Stored data entries:
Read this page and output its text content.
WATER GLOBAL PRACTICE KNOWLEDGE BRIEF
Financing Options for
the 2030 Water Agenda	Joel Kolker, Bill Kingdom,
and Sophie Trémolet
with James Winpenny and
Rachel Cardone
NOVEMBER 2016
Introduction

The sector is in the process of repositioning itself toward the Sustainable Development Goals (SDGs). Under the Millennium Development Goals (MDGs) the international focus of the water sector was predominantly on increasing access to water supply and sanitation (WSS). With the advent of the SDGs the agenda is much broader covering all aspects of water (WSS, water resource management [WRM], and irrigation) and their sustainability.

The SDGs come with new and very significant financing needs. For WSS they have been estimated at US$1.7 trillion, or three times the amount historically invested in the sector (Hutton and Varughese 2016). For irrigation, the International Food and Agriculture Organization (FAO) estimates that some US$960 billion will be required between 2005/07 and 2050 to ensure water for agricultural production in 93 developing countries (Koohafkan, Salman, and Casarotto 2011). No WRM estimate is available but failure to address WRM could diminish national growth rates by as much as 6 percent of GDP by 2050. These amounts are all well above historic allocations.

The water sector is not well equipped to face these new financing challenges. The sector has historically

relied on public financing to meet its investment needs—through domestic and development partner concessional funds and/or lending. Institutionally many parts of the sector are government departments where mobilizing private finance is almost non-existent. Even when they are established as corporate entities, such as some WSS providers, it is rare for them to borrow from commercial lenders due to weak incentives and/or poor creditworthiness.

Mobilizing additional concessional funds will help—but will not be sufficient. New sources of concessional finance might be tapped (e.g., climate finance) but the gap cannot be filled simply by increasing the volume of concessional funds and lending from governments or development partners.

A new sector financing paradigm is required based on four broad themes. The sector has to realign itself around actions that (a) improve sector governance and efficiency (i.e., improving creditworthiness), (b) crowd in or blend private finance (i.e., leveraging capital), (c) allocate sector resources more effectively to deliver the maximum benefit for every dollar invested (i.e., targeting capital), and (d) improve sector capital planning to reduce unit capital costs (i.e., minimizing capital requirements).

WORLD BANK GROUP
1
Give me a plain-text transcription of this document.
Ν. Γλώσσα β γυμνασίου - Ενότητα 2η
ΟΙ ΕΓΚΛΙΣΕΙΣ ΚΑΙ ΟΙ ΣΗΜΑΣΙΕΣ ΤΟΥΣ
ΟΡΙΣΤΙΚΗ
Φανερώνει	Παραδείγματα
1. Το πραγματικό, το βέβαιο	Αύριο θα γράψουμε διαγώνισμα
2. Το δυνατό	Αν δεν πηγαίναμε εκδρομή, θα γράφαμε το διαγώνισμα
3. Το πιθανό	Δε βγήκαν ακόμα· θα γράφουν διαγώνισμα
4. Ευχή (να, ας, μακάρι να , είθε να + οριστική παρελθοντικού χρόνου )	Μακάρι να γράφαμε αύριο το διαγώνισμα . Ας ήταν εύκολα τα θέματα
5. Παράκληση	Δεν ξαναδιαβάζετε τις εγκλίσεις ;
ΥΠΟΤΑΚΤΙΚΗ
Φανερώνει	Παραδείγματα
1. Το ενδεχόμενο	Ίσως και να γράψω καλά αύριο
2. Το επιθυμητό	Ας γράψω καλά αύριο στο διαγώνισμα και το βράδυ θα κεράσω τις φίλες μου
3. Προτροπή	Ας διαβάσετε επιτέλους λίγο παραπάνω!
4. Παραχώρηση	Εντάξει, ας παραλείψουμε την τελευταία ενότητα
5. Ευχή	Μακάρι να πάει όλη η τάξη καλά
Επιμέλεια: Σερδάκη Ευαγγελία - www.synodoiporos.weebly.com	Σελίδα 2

**Exercise instructions:** Output all preceding records character for character.

**Expected answer:**
Read this page and output its text content.
WATER GLOBAL PRACTICE KNOWLEDGE BRIEF
Financing Options for
the 2030 Water Agenda	Joel Kolker, Bill Kingdom,
and Sophie Trémolet
with James Winpenny and
Rachel Cardone
NOVEMBER 2016
Introduction

The sector is in the process of repositioning itself toward the Sustainable Development Goals (SDGs). Under the Millennium Development Goals (MDGs) the international focus of the water sector was predominantly on increasing access to water supply and sanitation (WSS). With the advent of the SDGs the agenda is much broader covering all aspects of water (WSS, water resource management [WRM], and irrigation) and their sustainability.

The SDGs come with new and very significant financing needs. For WSS they have been estimated at US$1.7 trillion, or three times the amount historically invested in the sector (Hutton and Varughese 2016). For irrigation, the International Food and Agriculture Organization (FAO) estimates that some US$960 billion will be required between 2005/07 and 2050 to ensure water for agricultural production in 93 developing countries (Koohafkan, Salman, and Casarotto 2011). No WRM estimate is available but failure to address WRM could diminish national growth rates by as much as 6 percent of GDP by 2050. These amounts are all well above historic allocations.

The water sector is not well equipped to face these new financing challenges. The sector has historically

relied on public financing to meet its investment needs—through domestic and development partner concessional funds and/or lending. Institutionally many parts of the sector are government departments where mobilizing private finance is almost non-existent. Even when they are established as corporate entities, such as some WSS providers, it is rare for them to borrow from commercial lenders due to weak incentives and/or poor creditworthiness.

Mobilizing additional concessional funds will help—but will not be sufficient. New sources of concessional finance might be tapped (e.g., climate finance) but the gap cannot be filled simply by increasing the volume of concessional funds and lending from governments or development partners.

A new sector financing paradigm is required based on four broad themes. The sector has to realign itself around actions that (a) improve sector governance and efficiency (i.e., improving creditworthiness), (b) crowd in or blend private finance (i.e., leveraging capital), (c) allocate sector resources more effectively to deliver the maximum benefit for every dollar invested (i.e., targeting capital), and (d) improve sector capital planning to reduce unit capital costs (i.e., minimizing capital requirements).

WORLD BANK GROUP
1
Give me a plain-text transcription of this document.
Ν. Γλώσσα β γυμνασίου - Ενότητα 2η
ΟΙ ΕΓΚΛΙΣΕΙΣ ΚΑΙ ΟΙ ΣΗΜΑΣΙΕΣ ΤΟΥΣ
ΟΡΙΣΤΙΚΗ
Φανερώνει	Παραδείγματα
1. Το πραγματικό, το βέβαιο	Αύριο θα γράψουμε διαγώνισμα
2. Το δυνατό	Αν δεν πηγαίναμε εκδρομή, θα γράφαμε το διαγώνισμα
3. Το πιθανό	Δε βγήκαν ακόμα· θα γράφουν διαγώνισμα
4. Ευχή (να, ας, μακάρι να , είθε να + οριστική παρελθοντικού χρόνου )	Μακάρι να γράφαμε αύριο το διαγώνισμα . Ας ήταν εύκολα τα θέματα
5. Παράκληση	Δεν ξαναδιαβάζετε τις εγκλίσεις ;
ΥΠΟΤΑΚΤΙΚΗ
Φανερώνει	Παραδείγματα
1. Το ενδεχόμενο	Ίσως και να γράψω καλά αύριο
2. Το επιθυμητό	Ας γράψω καλά αύριο στο διαγώνισμα και το βράδυ θα κεράσω τις φίλες μου
3. Προτροπή	Ας διαβάσετε επιτέλους λίγο παραπάνω!
4. Παραχώρηση	Εντάξει, ας παραλείψουμε την τελευταία ενότητα
5. Ευχή	Μακάρι να πάει όλη η τάξη καλά
Επιμέλεια: Σερδάκη Ευαγγελία - www.synodoiporos.weebly.com	Σελίδα 2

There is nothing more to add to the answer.